Exercise:
List each line of the data in which the string "JSON" appears.

## start

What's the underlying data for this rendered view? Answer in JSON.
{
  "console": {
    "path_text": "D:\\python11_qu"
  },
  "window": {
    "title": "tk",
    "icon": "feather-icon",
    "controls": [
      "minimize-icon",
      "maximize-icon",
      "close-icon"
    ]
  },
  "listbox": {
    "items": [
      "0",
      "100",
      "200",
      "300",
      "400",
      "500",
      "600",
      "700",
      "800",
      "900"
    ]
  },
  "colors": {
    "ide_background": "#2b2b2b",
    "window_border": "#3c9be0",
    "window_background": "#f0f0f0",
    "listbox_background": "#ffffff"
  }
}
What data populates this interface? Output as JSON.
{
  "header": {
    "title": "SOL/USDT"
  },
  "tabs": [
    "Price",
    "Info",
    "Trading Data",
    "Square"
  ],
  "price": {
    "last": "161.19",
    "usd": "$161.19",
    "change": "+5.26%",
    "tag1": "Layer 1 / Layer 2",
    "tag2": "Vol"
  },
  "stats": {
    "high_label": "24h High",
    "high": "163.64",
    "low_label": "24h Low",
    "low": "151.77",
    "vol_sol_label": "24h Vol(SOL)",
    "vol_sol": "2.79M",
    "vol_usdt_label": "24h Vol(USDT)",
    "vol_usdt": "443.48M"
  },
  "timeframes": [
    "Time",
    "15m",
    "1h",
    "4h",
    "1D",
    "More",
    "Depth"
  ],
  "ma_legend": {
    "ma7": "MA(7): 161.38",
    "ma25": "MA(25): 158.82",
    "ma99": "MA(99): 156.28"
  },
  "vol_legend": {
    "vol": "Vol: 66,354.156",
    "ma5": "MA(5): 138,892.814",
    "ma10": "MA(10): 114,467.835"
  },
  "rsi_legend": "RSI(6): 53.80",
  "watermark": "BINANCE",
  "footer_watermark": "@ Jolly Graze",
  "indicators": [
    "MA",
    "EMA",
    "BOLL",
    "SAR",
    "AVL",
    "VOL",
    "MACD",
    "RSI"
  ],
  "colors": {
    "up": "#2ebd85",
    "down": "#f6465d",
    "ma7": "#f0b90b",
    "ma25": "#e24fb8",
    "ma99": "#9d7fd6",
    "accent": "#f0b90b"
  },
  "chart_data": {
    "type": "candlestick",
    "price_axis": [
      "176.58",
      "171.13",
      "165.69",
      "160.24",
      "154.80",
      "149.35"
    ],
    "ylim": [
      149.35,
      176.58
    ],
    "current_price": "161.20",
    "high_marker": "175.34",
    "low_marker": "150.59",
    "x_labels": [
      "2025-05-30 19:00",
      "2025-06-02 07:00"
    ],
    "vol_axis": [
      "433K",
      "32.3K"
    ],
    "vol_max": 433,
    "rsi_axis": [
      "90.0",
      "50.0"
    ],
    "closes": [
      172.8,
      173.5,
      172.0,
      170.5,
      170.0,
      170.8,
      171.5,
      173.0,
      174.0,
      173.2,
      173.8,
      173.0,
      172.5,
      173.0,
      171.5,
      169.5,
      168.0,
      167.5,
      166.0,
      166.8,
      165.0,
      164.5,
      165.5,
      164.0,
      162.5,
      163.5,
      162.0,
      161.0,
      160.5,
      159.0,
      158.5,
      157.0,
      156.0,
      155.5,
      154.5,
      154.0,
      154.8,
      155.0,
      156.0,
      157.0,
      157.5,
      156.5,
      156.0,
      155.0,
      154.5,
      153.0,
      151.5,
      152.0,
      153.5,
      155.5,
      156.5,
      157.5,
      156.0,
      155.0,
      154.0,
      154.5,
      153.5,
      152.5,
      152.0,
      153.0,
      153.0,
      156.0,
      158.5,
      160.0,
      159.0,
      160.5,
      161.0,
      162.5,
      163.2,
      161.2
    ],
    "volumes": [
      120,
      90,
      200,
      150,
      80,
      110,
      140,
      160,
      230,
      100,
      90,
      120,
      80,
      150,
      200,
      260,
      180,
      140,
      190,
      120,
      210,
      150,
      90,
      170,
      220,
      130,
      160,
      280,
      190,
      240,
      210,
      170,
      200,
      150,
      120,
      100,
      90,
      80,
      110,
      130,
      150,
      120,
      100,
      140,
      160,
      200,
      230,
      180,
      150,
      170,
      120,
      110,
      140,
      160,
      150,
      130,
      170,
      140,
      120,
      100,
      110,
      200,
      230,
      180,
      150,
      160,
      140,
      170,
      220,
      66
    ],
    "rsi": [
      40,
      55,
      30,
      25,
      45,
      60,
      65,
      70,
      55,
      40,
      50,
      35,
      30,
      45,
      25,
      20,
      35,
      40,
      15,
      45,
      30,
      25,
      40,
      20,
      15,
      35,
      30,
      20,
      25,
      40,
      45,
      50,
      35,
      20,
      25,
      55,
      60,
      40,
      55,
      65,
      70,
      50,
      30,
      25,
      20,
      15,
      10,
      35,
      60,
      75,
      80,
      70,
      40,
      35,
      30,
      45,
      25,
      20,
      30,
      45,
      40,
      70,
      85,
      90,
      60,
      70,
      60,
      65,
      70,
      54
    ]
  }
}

## end

Reply to the task:
What's the underlying data for this rendered view? Answer in JSON.
What data populates this interface? Output as JSON.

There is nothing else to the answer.